Directive
Pull each line holding "this" out of the entries below.

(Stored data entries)
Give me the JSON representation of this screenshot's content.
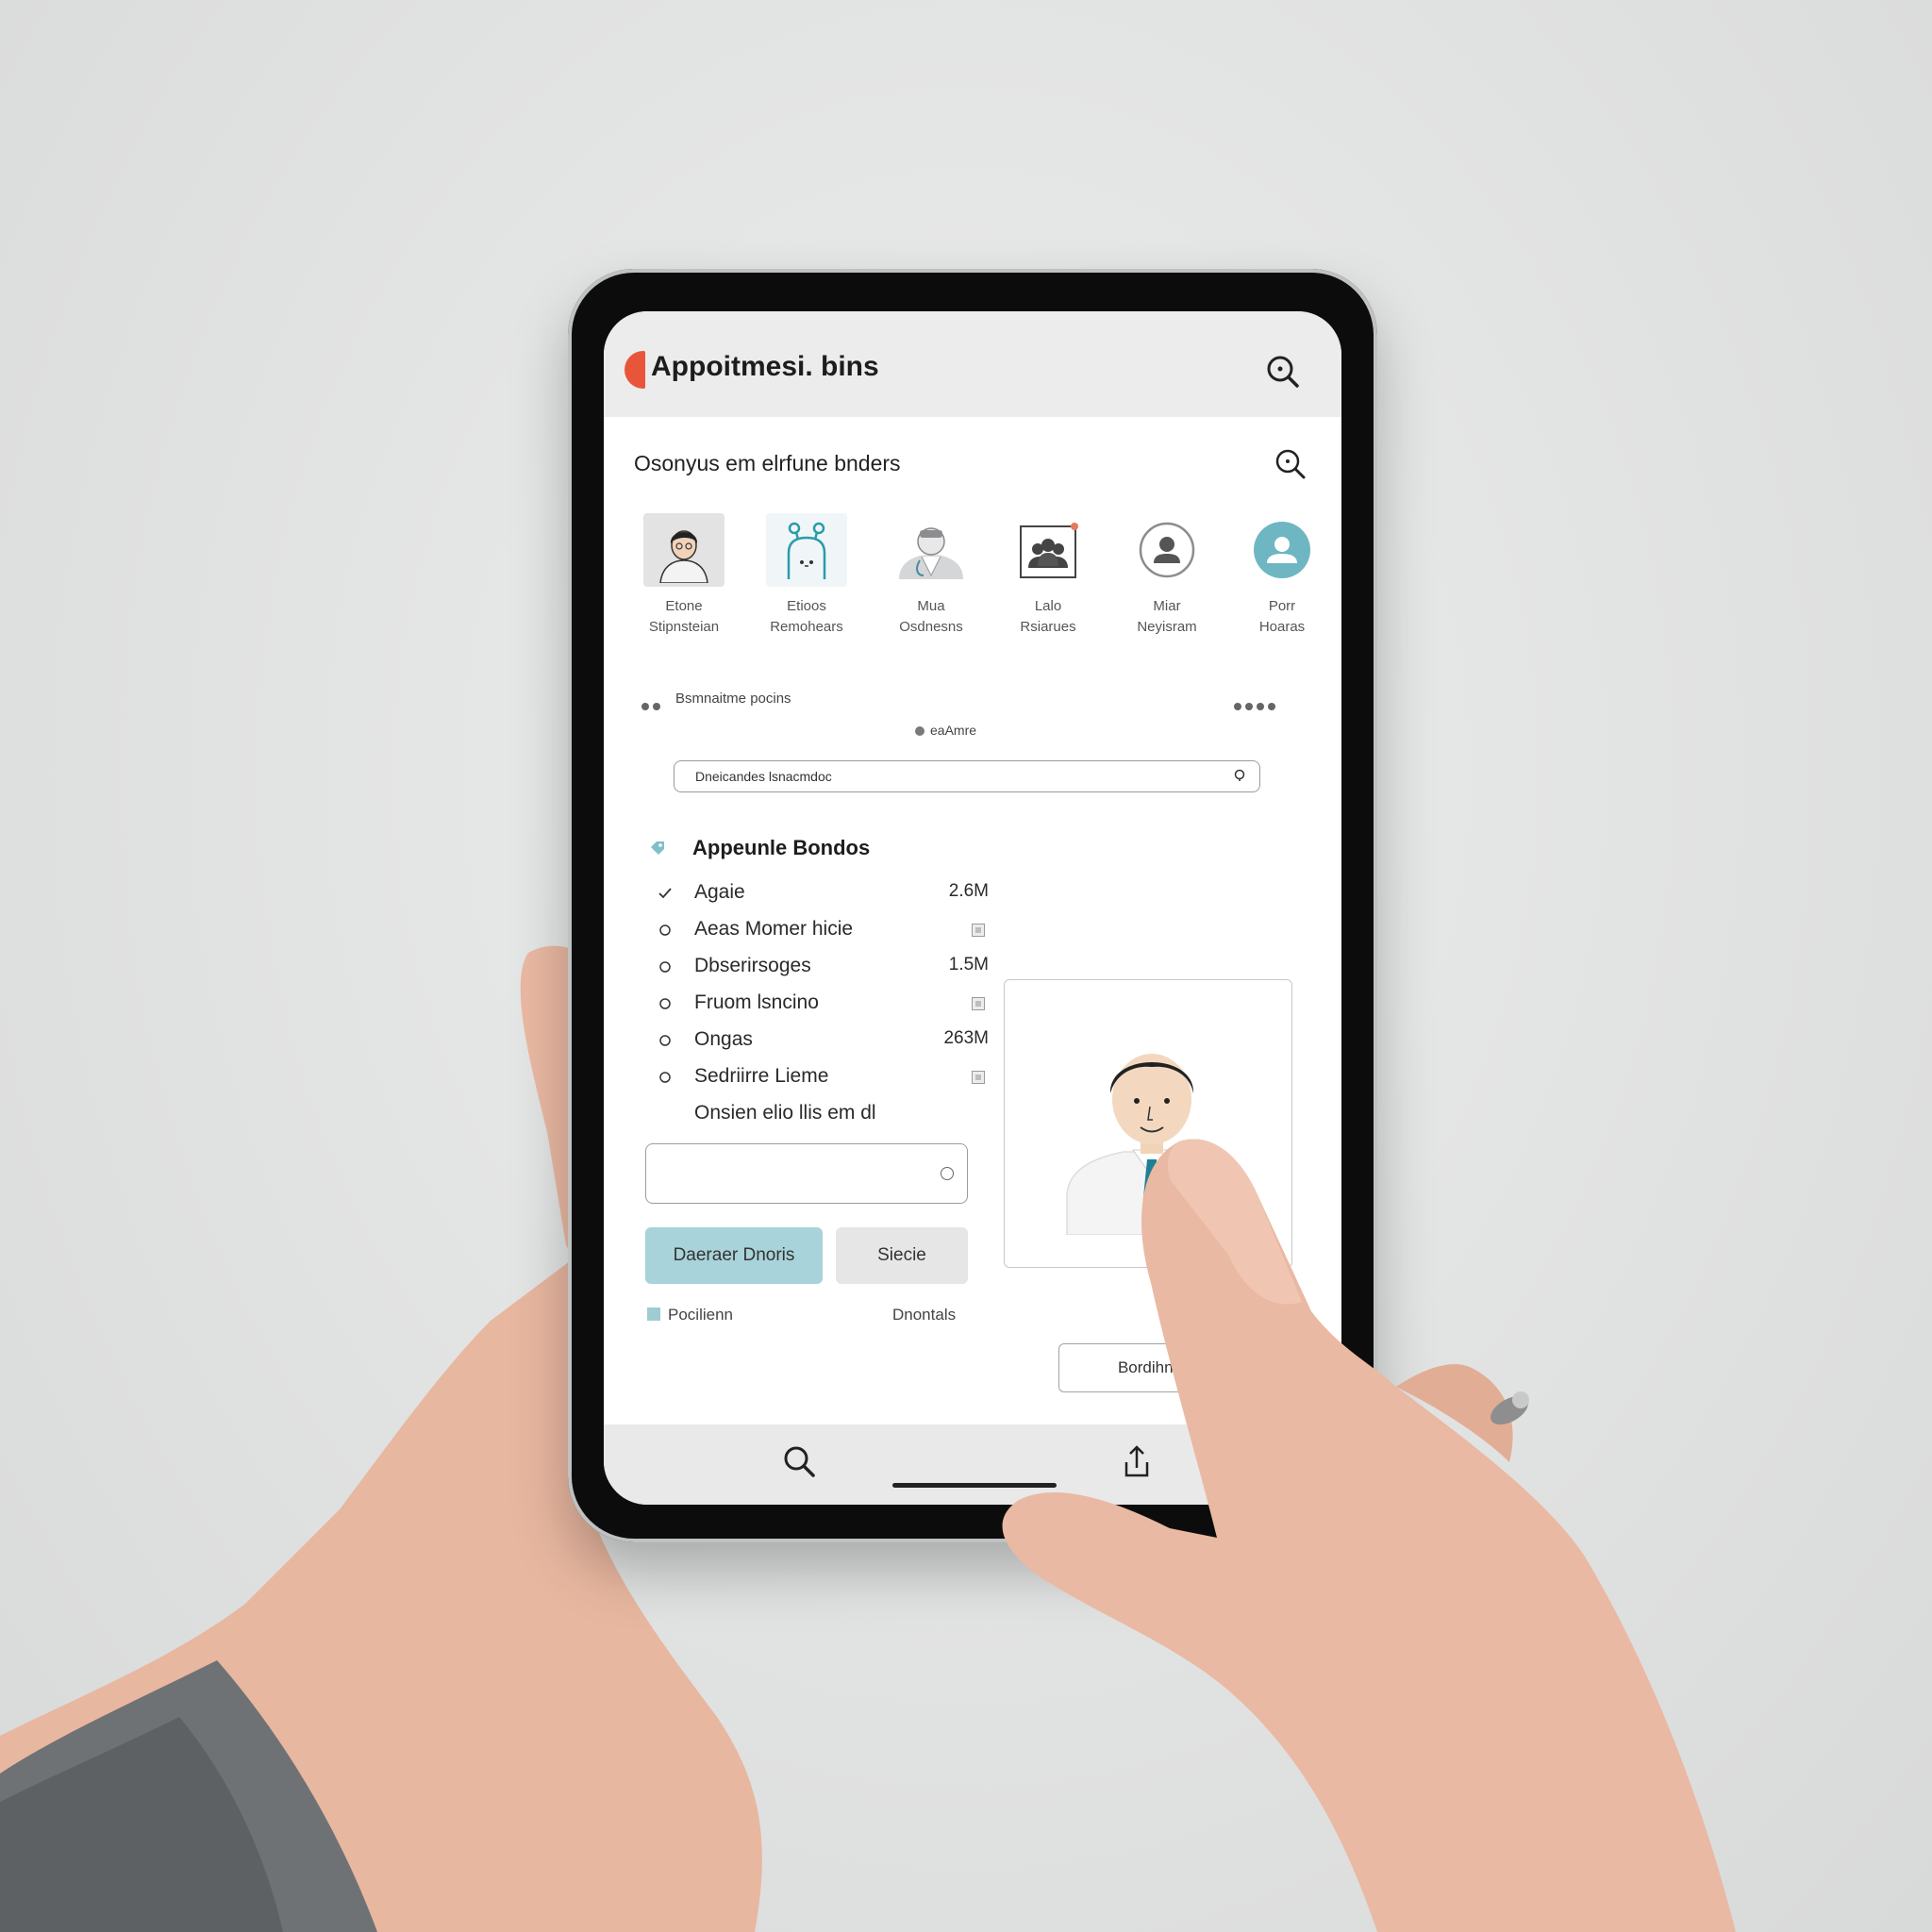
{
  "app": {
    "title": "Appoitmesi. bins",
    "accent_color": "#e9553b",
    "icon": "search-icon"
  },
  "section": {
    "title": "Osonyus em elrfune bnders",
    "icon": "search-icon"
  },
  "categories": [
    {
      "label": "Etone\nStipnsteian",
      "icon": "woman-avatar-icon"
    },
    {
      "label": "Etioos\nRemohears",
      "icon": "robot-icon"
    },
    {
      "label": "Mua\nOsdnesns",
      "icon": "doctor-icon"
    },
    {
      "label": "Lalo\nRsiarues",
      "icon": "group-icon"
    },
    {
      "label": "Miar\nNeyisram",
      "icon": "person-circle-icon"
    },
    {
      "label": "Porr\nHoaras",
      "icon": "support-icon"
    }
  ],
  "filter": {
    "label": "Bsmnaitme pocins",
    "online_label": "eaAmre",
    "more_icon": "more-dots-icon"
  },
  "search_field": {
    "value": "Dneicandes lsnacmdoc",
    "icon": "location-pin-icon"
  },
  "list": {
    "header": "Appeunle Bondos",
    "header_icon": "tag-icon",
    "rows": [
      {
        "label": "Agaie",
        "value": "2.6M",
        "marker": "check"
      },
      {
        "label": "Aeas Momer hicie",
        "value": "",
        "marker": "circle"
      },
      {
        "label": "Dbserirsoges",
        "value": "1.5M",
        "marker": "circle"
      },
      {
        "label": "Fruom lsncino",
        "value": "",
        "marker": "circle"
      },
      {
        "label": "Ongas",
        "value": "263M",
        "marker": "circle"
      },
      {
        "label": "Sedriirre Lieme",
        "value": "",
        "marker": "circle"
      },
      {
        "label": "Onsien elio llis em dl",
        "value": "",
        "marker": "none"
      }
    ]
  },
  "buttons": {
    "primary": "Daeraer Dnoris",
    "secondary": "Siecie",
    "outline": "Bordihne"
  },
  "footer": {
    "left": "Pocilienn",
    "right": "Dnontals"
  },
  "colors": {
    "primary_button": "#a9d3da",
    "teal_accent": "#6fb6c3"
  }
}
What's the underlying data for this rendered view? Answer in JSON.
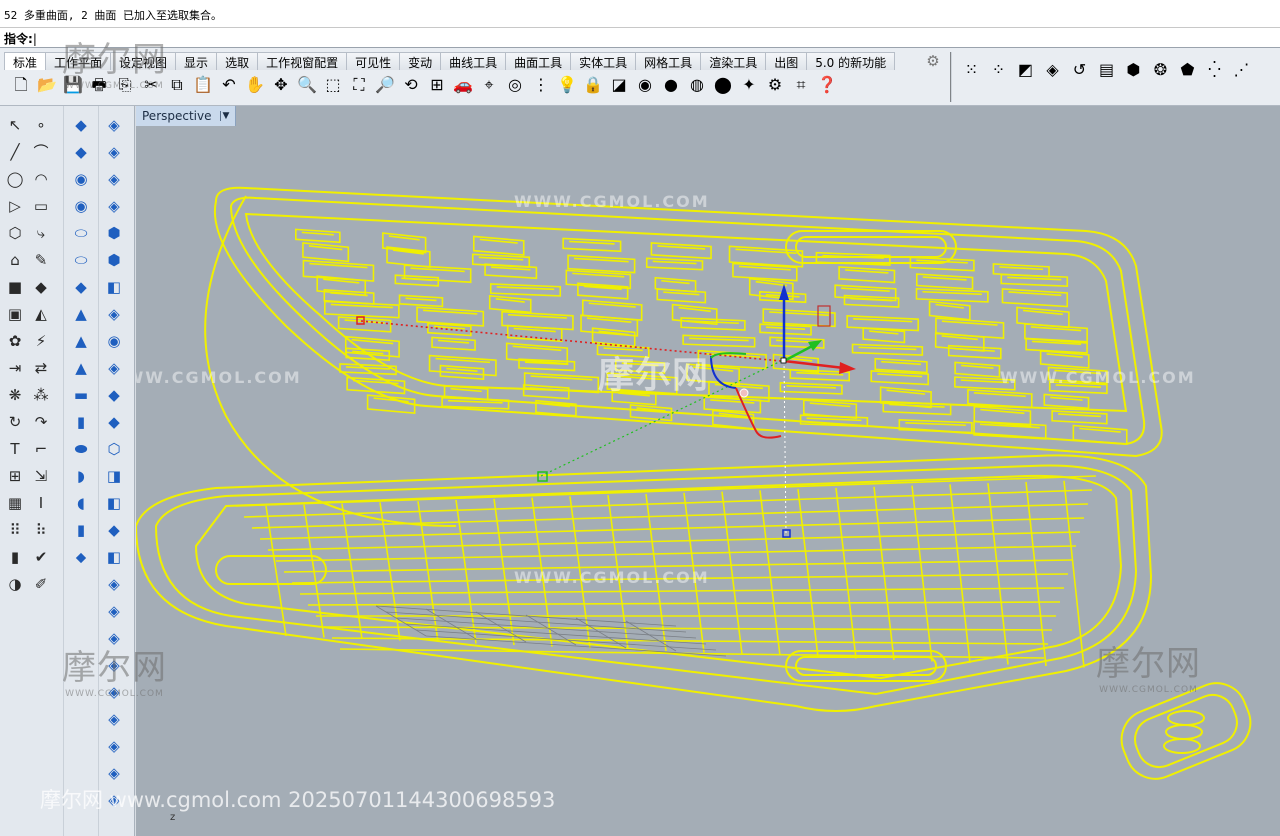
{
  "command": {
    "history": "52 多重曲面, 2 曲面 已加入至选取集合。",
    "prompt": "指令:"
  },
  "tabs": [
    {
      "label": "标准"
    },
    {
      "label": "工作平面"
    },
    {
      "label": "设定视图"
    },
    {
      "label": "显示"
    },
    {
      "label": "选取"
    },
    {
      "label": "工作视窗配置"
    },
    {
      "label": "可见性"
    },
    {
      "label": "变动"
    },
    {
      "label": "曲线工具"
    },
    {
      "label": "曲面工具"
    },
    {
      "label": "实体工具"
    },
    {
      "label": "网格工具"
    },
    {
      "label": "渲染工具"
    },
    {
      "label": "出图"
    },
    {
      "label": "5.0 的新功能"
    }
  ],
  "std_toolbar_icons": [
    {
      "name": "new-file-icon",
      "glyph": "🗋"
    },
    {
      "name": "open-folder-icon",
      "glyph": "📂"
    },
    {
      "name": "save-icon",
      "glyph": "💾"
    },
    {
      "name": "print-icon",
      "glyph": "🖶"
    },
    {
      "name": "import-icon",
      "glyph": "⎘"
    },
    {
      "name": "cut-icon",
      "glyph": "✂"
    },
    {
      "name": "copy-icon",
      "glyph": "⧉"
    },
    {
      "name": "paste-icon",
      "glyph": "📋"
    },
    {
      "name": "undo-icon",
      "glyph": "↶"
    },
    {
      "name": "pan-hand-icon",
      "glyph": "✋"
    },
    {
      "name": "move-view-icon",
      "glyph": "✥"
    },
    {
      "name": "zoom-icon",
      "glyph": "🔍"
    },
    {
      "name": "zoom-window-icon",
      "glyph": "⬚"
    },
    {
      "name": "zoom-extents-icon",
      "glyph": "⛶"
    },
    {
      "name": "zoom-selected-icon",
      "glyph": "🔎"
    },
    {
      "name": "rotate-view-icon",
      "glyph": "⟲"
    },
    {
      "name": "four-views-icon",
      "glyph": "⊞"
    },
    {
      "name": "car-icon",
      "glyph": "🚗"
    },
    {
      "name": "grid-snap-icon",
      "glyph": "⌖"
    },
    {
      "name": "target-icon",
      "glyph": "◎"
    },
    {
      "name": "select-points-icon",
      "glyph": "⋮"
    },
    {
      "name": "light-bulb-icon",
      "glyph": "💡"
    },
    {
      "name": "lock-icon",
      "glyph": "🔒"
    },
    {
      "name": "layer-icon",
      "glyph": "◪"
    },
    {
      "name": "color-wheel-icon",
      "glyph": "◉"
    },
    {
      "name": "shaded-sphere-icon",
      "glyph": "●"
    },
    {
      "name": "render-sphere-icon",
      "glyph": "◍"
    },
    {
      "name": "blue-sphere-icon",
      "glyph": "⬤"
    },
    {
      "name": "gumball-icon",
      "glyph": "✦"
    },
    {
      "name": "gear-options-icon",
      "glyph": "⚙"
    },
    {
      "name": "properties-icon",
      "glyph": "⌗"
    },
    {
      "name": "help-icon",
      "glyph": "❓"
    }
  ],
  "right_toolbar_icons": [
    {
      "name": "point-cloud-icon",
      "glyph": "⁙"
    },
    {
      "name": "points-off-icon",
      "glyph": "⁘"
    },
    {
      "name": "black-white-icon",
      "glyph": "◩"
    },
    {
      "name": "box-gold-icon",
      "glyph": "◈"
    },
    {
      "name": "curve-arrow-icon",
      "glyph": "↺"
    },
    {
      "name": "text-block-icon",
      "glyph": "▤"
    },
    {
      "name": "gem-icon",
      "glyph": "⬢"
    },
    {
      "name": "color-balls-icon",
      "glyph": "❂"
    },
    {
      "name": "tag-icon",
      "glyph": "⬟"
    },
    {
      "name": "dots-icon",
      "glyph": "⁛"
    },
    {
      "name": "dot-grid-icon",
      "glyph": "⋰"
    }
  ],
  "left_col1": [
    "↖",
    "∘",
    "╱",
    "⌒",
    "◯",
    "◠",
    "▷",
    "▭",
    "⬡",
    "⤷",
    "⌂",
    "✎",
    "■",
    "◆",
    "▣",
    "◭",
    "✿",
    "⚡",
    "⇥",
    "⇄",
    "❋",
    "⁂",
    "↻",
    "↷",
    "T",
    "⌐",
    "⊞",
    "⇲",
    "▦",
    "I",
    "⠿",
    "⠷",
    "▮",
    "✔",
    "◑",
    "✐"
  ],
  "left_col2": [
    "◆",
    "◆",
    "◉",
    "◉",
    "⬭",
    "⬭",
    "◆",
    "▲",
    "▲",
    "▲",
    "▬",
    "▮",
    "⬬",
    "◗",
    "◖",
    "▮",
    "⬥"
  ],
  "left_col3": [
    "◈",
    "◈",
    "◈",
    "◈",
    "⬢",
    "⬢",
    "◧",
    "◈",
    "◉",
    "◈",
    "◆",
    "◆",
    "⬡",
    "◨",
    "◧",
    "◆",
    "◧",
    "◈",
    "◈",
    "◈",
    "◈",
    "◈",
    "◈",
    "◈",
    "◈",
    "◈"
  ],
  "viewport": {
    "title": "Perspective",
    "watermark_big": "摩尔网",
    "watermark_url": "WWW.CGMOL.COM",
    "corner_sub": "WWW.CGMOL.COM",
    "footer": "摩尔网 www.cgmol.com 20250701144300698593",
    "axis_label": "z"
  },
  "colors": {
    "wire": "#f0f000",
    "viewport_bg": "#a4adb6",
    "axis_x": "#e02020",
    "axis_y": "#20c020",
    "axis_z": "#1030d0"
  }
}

Expected output
Give me the JSON representation of this screenshot's content.
What's the underlying data for this rendered view? Answer in JSON.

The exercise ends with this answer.